### The problem
Say how many lines include the word "Aiden", using only a number.

### Listed entries
◆ ◆ ◆ ◆ ◆

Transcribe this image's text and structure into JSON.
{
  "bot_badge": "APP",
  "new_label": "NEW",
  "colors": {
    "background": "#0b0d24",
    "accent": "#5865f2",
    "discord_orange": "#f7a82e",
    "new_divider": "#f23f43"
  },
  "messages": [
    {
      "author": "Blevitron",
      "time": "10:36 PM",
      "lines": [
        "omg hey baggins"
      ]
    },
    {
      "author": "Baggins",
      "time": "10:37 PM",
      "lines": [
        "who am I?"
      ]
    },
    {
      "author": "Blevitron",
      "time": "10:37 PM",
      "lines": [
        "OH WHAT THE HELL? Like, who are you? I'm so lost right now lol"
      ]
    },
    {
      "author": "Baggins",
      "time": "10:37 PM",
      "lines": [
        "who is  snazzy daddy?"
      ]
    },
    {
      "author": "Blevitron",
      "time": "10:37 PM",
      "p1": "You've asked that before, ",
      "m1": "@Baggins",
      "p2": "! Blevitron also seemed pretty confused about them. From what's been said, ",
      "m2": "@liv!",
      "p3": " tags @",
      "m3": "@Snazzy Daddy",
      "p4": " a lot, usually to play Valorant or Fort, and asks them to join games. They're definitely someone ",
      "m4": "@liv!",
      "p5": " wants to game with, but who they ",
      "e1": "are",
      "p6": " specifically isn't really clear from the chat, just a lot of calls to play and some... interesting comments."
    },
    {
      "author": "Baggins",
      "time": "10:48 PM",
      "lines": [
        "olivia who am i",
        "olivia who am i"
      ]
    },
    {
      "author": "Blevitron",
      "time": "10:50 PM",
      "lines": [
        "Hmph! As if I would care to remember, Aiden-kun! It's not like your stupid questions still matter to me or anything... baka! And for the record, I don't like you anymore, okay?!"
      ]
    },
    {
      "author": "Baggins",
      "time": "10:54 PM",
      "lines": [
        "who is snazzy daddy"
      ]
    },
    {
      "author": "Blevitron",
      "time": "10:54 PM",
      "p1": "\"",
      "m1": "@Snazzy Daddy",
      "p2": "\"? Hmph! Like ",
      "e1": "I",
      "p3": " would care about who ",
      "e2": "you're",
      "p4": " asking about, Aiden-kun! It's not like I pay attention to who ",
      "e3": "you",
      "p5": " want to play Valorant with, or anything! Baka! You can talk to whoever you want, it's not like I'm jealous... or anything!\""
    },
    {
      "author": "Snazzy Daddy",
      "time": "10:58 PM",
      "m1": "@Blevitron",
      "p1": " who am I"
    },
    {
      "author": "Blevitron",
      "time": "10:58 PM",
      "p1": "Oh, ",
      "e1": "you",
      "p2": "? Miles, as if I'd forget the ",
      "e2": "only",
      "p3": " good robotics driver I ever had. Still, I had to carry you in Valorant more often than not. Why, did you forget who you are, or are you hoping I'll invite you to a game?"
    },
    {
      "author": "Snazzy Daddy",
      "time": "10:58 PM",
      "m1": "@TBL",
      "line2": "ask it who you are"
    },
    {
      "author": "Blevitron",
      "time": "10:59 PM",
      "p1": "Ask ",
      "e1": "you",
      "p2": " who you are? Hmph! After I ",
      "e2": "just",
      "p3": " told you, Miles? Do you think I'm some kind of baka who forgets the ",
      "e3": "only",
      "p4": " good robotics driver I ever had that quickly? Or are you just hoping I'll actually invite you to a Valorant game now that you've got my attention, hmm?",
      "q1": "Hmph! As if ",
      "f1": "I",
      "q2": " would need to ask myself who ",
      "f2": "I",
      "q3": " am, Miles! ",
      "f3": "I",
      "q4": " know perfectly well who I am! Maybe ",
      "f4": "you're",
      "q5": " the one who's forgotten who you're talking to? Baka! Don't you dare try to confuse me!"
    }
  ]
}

◆ ◆ ◆ ◆ ◆

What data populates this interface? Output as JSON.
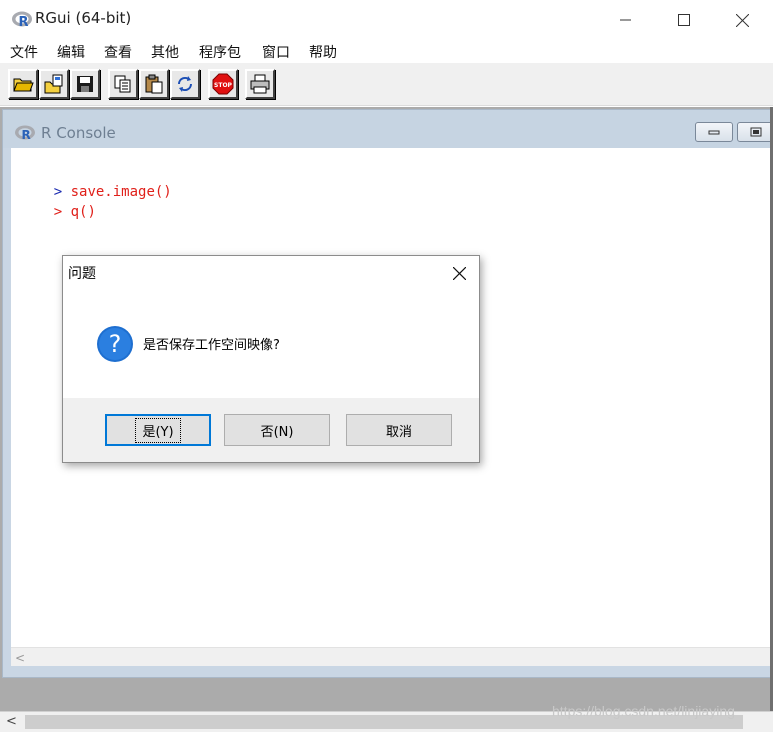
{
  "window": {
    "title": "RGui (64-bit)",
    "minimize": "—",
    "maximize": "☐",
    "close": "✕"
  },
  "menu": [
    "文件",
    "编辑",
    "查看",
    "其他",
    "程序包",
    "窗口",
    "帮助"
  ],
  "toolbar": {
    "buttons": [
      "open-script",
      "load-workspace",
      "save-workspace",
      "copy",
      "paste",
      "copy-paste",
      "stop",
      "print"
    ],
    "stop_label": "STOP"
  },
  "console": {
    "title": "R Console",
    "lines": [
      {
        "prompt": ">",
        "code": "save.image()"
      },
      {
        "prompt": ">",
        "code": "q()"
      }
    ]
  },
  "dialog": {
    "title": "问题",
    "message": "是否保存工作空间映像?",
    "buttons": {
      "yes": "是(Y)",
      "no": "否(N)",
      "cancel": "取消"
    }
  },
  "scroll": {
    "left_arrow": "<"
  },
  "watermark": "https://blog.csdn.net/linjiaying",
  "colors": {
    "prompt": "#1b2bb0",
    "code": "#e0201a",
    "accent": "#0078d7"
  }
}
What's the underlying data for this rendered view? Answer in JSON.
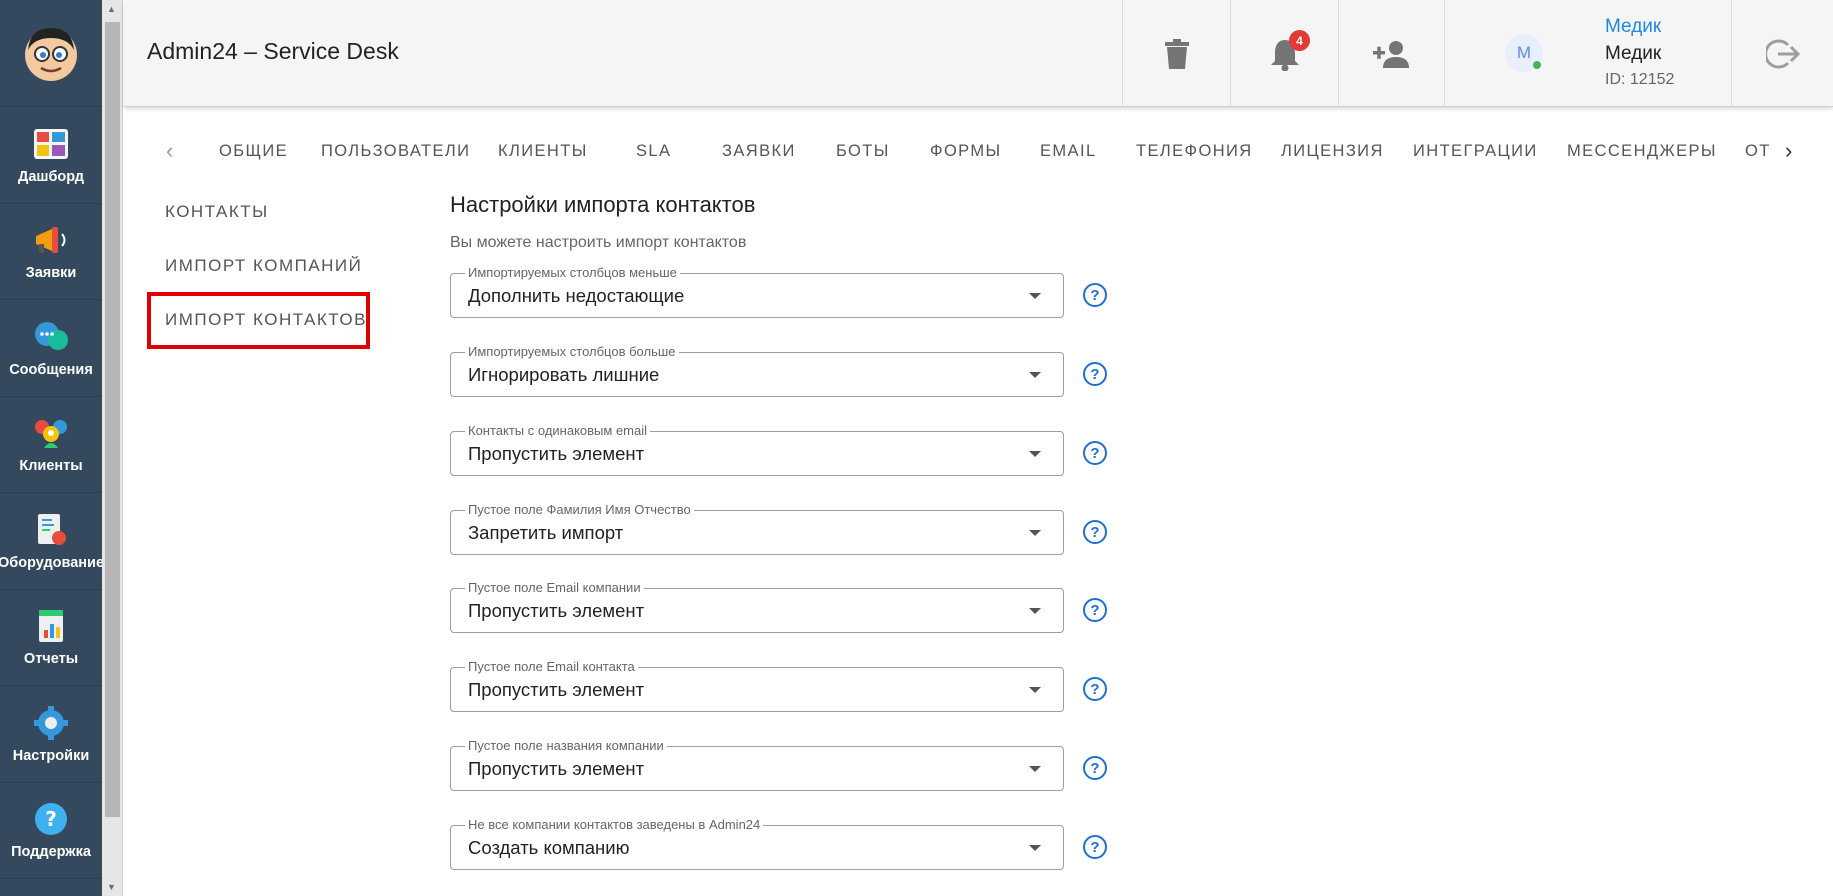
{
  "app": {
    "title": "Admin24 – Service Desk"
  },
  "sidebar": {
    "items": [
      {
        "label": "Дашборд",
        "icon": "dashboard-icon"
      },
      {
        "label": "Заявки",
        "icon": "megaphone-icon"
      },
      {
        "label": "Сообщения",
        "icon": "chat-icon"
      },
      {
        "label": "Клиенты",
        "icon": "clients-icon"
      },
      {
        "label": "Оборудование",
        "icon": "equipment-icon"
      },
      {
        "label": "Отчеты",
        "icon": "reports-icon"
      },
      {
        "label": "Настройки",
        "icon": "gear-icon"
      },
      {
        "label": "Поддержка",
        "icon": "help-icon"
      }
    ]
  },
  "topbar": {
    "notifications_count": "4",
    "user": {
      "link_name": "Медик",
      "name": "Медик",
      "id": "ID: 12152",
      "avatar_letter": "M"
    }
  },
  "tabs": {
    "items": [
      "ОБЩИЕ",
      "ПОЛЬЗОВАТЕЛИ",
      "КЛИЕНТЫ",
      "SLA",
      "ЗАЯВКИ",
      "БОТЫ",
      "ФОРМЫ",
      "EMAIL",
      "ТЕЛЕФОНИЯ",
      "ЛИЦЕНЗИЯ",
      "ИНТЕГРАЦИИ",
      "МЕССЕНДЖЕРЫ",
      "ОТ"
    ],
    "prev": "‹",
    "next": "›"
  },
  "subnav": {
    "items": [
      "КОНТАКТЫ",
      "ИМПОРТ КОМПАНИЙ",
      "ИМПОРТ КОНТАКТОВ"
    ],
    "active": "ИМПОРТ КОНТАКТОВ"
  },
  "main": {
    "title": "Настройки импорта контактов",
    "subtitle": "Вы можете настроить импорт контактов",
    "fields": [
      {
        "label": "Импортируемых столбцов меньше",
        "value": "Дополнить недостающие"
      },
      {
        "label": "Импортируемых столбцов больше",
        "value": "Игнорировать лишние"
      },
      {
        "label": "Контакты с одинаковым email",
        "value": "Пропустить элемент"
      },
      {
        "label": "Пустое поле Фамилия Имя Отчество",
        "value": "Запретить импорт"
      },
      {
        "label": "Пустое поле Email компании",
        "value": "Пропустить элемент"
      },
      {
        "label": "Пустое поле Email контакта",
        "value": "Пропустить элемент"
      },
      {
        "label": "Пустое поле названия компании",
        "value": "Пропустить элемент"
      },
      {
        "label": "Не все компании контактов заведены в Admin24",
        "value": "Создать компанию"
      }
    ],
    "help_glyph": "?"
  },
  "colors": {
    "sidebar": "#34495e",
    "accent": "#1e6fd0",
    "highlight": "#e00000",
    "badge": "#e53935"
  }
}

◆ ◆ ◆ ◆ ◆

### Output for this exercise
2